Transcribe every line exactly. Leave the pictures behind.

-- Begin Exercise data --

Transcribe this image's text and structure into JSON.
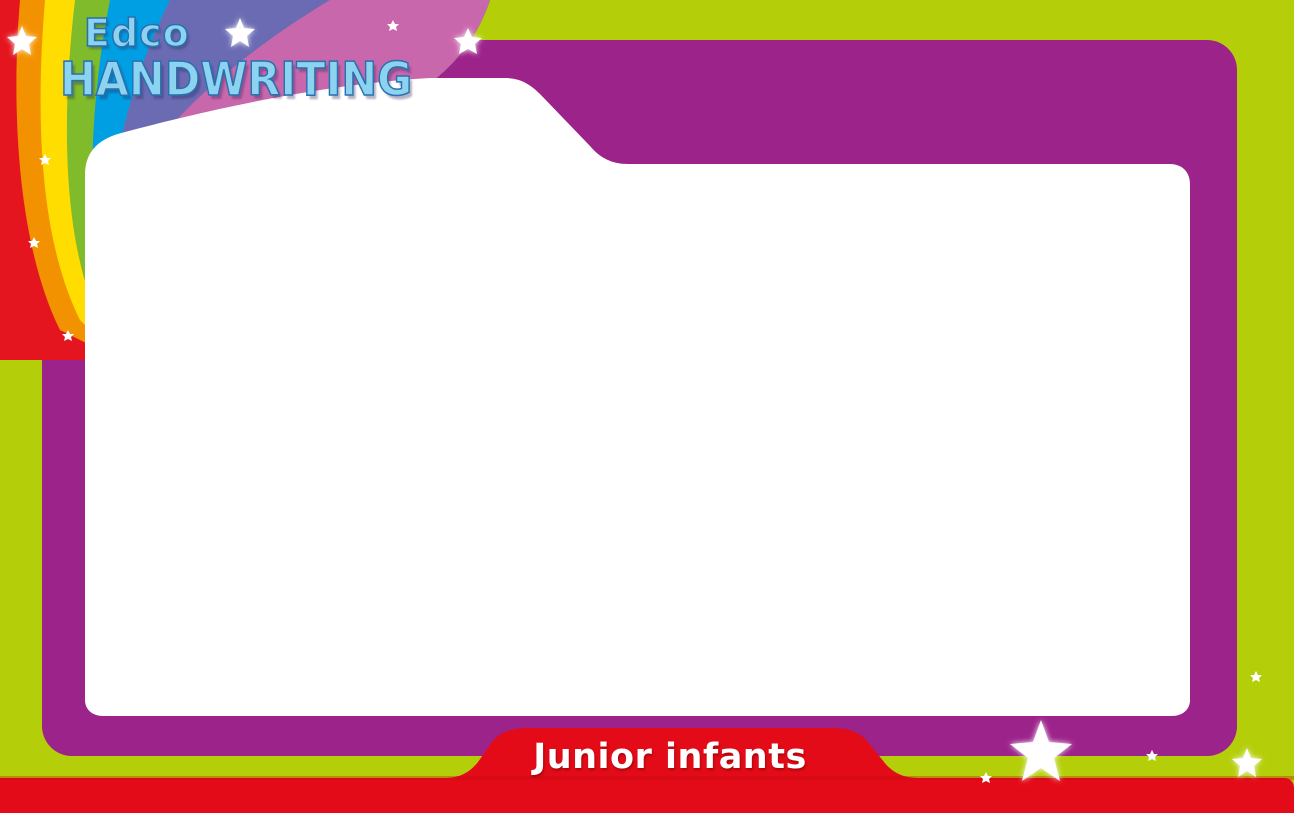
{
  "logo": {
    "brand": "Edco",
    "product": "HANDWRITING"
  },
  "footer": {
    "grade_label": "Junior infants"
  },
  "colors": {
    "background_green": "#b5ce0a",
    "frame_purple": "#9c238a",
    "panel_white": "#ffffff",
    "footer_red": "#e30b17",
    "logo_blue": "#8bd3ef",
    "rainbow": [
      "#e4151f",
      "#f39200",
      "#ffdd00",
      "#7fbb2a",
      "#009fe3",
      "#6a6bb3",
      "#c967ac"
    ]
  },
  "icons": [
    "star-icon"
  ]
}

-- End Exercise data --

§ **Finished exercise**
Transcribe this image's text and structure into JSON.
{
  "logo": {
    "brand": "Edco",
    "product": "HANDWRITING"
  },
  "footer": {
    "grade_label": "Junior infants"
  },
  "colors": {
    "background_green": "#b5ce0a",
    "frame_purple": "#9c238a",
    "panel_white": "#ffffff",
    "footer_red": "#e30b17",
    "logo_blue": "#8bd3ef",
    "rainbow": [
      "#e4151f",
      "#f39200",
      "#ffdd00",
      "#7fbb2a",
      "#009fe3",
      "#6a6bb3",
      "#c967ac"
    ]
  },
  "icons": [
    "star-icon"
  ]
}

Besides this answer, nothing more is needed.